Exercise: Find each line with the word "title" and state how many there are, nothing more.

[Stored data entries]
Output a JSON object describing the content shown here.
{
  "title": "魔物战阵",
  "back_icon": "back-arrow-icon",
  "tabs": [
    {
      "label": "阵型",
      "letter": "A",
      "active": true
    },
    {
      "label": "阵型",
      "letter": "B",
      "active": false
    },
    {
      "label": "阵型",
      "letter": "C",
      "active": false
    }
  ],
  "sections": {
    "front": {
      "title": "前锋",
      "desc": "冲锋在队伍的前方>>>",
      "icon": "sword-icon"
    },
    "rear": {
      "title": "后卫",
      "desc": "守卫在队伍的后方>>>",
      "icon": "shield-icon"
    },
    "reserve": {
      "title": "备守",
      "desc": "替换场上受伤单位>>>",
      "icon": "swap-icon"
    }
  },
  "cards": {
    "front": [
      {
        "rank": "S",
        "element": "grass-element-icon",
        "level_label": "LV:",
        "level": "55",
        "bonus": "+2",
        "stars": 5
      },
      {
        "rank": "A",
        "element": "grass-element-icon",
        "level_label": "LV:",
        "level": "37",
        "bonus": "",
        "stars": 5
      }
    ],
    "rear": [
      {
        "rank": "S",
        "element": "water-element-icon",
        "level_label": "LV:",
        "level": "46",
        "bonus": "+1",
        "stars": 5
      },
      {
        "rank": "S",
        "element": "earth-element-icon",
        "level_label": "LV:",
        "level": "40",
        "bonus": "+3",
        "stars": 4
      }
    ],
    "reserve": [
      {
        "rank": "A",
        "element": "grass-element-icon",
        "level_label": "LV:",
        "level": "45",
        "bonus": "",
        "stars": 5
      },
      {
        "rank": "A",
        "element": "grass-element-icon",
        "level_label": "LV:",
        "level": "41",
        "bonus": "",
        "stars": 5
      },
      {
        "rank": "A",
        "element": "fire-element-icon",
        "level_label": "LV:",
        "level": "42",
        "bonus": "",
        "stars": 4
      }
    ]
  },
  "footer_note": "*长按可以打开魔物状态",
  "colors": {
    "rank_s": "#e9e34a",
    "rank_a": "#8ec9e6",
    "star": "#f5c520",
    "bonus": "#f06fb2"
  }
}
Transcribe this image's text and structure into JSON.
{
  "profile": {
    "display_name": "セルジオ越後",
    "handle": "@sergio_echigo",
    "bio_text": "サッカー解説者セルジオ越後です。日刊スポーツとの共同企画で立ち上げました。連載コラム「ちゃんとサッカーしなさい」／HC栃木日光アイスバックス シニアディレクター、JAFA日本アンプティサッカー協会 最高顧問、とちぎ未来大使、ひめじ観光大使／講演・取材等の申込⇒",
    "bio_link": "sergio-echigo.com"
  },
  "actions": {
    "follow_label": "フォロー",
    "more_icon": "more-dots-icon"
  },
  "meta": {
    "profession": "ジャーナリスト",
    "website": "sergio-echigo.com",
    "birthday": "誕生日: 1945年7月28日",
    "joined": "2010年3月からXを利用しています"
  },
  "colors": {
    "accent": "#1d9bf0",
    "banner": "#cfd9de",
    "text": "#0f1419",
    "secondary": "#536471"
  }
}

Task output: 4